Corporate Business Structures | Structuring Your Business

Limited Liability Company ‘LLC’

Information regarding Limited Liability Companies is provided in the following sub-sections:


A Limited Liability Company is a form of business entity which combines the “limited liability” feature of the corporation with the tax advantages of the partnership.

Generally, most people form corporations or limited liability companies in order to shield the shareholders or members and officers or managers from personal liability for the debts and obligations of the entity. There may also be various tax advantages to forming these entities which may not be available for sole proprietorships and general partnerships

A limited liability company is taxed similarly to a Sub-S Corporation, because there is only single taxation. A basic difference is that, LLC structures offer a partnership tax return whereas a Sub-S Corporation must file a corporate tax return.


Unlike a Limited Partnership, a Limited Liability Company is not required to declare a general partner. The manager of a Limited Liability Company does not have to maintain a one percent interest in the entity; therefore the personal assets of the manager cannot be attached by a creditor seeking payment of a Limited Liability Company debt. Furthermore, no member of a Limited Liability Company may be held fully liable for any debts of the company.

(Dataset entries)
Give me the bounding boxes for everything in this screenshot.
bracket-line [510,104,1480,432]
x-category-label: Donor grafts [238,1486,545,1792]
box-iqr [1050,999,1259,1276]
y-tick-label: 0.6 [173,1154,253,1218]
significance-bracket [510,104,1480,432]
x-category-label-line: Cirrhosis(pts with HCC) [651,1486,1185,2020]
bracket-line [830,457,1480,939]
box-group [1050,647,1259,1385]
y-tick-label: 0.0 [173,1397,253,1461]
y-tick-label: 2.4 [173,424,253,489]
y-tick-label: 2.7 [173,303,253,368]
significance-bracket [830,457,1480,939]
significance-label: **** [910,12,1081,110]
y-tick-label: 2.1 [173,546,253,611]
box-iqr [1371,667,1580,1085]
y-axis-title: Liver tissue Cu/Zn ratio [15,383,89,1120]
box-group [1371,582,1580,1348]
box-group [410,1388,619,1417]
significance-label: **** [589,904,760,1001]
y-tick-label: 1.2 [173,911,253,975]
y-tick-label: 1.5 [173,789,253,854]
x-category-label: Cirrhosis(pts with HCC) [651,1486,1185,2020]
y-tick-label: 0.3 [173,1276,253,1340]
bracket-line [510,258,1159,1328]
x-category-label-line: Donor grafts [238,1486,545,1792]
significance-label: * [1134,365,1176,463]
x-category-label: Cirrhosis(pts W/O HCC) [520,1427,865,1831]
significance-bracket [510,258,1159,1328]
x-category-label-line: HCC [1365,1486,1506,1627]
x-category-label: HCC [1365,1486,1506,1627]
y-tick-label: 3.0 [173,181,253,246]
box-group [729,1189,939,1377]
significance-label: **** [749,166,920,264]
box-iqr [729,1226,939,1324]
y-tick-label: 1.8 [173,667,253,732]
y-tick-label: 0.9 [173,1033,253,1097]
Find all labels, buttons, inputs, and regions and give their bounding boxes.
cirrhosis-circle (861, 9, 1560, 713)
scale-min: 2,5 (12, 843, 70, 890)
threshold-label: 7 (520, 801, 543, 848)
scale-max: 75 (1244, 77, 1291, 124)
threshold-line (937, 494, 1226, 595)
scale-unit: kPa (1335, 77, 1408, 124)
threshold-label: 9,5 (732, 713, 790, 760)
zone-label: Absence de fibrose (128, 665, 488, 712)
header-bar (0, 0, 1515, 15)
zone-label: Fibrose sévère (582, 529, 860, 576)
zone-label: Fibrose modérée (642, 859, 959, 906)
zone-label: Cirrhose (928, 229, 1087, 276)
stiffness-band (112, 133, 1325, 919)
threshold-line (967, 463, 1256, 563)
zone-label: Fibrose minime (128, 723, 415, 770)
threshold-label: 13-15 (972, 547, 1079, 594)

▶ [Instructions]
• A. In the passage on limited liability companies, copy word for word the section that begins with the words containing "Corporate Business Structures" and ends with "of the partnership.".
• B. According to the passage on limited liability companies, what type of tax return do LLC structures offer?

▶ [Exercise solutions]
• A.
Corporate Business Structures | Structuring Your Business

Limited Liability Company ‘LLC’

Information regarding Limited Liability Companies is provided in the following sub-sections:


A Limited Liability Company is a form of business entity which combines the “limited liability” feature of the corporation with the tax advantages of the partnership.

• B. A partnership tax return.